━━ PROVIDED ENTRIES

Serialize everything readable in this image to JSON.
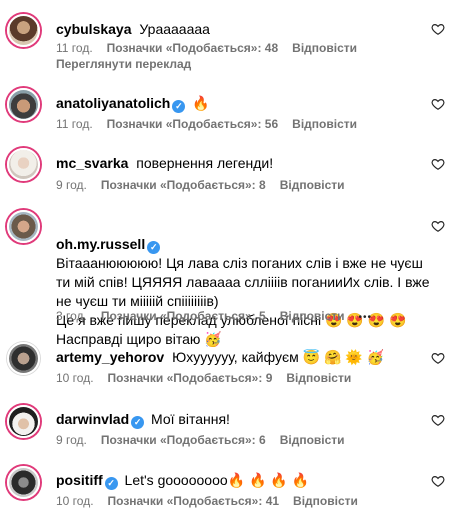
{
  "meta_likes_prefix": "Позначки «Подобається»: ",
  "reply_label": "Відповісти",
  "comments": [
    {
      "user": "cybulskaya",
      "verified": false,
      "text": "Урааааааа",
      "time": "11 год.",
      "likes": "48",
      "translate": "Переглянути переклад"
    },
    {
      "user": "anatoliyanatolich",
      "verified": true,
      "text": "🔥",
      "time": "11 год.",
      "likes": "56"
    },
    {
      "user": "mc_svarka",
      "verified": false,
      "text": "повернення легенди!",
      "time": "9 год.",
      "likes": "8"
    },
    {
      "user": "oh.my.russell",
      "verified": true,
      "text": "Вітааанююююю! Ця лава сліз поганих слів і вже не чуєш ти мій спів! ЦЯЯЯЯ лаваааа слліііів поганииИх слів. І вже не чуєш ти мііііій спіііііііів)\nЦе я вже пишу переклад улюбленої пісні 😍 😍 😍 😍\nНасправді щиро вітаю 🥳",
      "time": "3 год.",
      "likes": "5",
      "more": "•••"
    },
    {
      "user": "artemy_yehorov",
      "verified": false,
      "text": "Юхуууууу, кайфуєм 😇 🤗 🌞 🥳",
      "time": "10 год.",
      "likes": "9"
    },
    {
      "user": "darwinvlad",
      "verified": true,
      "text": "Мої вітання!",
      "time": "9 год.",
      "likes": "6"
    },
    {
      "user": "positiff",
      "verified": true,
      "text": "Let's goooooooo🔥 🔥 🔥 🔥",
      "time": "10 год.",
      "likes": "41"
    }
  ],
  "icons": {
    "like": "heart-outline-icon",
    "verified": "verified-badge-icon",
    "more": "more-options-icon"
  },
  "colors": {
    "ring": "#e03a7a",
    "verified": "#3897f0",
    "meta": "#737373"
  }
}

━━━━
━━ PROVIDED ENTRIES

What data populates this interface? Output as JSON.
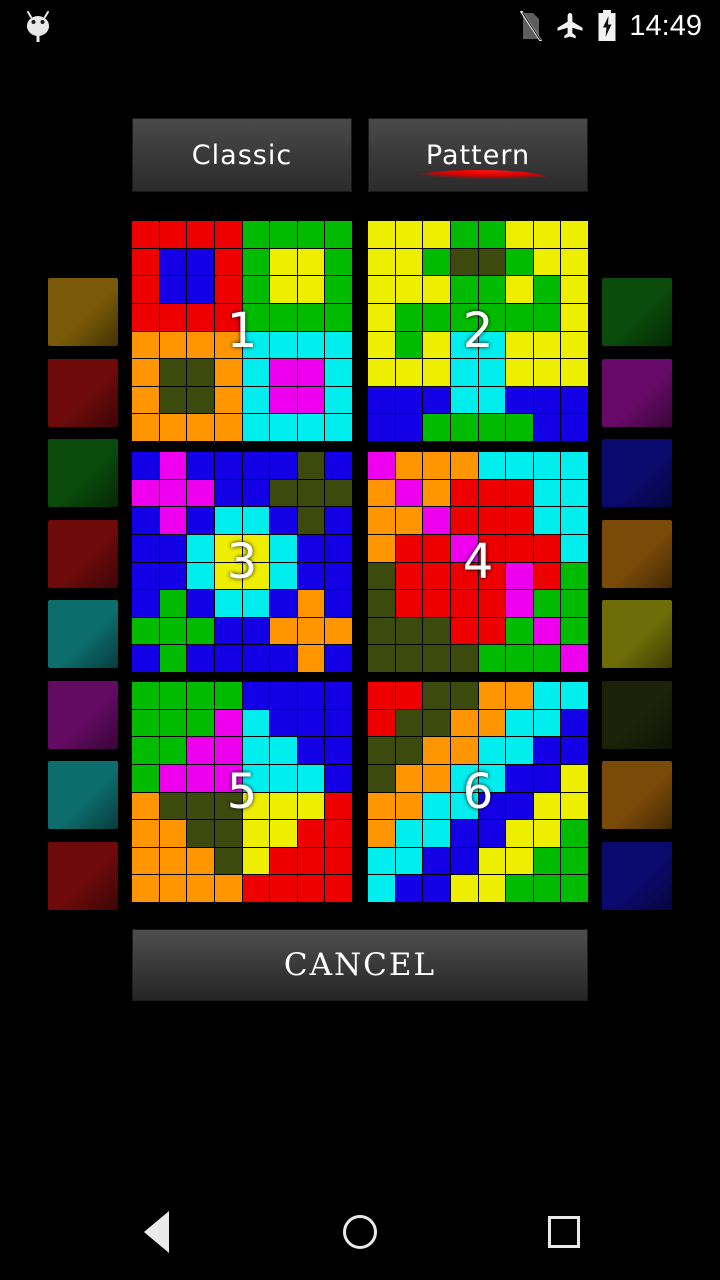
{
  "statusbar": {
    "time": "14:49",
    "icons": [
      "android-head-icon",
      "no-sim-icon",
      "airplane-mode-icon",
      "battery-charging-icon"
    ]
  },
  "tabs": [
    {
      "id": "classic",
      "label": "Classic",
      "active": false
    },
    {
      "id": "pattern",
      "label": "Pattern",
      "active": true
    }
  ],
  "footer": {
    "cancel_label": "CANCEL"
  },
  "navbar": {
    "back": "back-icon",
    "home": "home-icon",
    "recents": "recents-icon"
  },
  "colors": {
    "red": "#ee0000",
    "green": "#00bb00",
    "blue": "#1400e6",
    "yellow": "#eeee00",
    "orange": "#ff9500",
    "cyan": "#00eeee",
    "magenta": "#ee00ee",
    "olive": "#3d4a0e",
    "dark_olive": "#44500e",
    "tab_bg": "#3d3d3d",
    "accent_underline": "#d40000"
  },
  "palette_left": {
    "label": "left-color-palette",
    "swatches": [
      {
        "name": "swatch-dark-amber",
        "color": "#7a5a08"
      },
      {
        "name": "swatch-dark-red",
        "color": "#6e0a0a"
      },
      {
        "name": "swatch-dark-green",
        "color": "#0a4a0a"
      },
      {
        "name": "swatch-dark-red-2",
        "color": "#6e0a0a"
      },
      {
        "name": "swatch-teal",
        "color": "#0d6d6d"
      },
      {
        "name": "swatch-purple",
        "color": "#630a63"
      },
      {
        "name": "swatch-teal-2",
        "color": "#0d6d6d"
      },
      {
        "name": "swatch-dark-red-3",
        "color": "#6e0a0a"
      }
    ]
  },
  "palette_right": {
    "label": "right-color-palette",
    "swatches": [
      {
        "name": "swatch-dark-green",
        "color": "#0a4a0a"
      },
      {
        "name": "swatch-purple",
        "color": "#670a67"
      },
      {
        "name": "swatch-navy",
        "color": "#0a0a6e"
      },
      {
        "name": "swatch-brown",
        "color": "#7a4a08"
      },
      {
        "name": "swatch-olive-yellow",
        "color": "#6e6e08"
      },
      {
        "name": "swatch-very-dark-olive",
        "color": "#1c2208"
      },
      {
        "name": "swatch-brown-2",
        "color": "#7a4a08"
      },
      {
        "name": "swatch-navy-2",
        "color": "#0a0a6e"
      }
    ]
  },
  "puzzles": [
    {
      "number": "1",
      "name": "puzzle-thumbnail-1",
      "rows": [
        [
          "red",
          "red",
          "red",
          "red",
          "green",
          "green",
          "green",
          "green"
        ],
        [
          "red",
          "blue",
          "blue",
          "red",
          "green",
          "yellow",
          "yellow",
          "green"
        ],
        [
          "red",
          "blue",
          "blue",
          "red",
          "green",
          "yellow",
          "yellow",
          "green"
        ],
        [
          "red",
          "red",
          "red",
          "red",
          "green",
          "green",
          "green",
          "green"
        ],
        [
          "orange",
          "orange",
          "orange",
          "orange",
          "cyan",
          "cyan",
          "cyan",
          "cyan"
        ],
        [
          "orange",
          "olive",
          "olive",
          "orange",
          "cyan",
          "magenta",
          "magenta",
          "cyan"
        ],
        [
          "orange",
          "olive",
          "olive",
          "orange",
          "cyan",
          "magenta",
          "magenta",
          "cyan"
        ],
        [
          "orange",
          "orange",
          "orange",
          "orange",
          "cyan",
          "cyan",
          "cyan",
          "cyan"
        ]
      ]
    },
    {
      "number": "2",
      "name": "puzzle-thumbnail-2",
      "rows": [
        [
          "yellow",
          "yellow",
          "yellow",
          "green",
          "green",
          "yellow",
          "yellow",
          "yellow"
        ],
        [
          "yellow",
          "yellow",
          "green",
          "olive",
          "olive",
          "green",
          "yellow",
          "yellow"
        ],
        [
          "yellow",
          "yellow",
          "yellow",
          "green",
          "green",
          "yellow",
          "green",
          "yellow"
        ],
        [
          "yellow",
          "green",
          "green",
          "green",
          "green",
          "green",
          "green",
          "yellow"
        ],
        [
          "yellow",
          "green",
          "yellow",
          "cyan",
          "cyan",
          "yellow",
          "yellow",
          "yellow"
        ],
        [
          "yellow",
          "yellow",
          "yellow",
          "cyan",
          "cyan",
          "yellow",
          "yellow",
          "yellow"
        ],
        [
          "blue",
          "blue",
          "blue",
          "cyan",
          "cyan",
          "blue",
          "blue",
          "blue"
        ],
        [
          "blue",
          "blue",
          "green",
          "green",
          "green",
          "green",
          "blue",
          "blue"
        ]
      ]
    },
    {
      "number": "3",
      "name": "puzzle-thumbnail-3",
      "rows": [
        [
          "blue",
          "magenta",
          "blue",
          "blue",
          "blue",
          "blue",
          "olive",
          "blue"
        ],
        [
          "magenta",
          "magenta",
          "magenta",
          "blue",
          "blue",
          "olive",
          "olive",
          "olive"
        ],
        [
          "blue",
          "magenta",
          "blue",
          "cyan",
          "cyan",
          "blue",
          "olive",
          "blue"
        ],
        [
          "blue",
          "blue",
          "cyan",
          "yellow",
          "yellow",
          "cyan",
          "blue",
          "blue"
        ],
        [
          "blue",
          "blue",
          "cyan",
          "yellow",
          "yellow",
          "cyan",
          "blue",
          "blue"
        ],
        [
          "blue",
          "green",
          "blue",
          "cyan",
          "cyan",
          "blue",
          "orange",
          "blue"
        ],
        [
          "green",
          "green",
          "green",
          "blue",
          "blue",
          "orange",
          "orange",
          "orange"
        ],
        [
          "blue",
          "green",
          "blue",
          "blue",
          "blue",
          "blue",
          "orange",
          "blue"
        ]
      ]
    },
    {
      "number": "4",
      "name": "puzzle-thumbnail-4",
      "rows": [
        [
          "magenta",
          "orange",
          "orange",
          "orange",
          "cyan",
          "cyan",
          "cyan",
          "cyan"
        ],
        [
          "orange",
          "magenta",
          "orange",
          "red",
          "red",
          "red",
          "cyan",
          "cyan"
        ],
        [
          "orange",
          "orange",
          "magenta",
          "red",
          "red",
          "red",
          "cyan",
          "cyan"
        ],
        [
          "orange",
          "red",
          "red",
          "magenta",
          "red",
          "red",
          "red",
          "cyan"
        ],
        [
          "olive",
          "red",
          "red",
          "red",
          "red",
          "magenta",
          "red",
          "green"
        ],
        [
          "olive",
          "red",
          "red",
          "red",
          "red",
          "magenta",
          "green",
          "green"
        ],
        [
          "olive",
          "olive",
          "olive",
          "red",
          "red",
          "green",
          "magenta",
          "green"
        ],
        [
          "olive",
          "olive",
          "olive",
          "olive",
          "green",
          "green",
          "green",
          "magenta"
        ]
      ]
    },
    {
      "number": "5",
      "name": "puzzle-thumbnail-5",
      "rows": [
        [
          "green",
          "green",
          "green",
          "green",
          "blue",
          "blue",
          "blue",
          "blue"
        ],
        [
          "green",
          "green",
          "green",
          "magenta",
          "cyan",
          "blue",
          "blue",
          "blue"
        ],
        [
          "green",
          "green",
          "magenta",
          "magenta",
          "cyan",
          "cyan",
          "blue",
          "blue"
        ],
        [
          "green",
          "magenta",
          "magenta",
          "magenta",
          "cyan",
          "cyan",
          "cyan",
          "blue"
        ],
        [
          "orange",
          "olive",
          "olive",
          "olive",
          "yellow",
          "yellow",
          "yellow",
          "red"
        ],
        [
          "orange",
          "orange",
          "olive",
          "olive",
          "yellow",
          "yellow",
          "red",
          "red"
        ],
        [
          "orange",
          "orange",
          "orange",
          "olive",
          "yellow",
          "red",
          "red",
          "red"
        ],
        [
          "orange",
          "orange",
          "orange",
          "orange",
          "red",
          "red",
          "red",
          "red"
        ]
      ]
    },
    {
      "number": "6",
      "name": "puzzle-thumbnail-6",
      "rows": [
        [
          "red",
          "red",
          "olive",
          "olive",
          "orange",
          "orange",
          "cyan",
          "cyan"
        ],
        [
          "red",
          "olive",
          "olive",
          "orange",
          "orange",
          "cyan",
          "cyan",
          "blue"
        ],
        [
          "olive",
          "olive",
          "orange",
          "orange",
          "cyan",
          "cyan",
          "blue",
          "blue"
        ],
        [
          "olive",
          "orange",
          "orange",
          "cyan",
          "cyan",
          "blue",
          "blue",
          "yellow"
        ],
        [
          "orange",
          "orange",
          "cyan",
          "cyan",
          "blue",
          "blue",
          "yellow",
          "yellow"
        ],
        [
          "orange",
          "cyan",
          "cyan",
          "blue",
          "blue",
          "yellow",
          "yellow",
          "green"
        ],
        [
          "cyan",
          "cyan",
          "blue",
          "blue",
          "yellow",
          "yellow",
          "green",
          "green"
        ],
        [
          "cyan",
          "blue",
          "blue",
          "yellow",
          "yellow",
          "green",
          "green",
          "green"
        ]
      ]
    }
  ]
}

━━━━

**WHAT IS REQUIRED**. Out of the material above, gather each line where "thumbnail" appears.

**ANSWER TO THIS TASK**.
      "name": "puzzle-thumbnail-1",
      "name": "puzzle-thumbnail-2",
      "name": "puzzle-thumbnail-3",
      "name": "puzzle-thumbnail-4",
      "name": "puzzle-thumbnail-5",
      "name": "puzzle-thumbnail-6",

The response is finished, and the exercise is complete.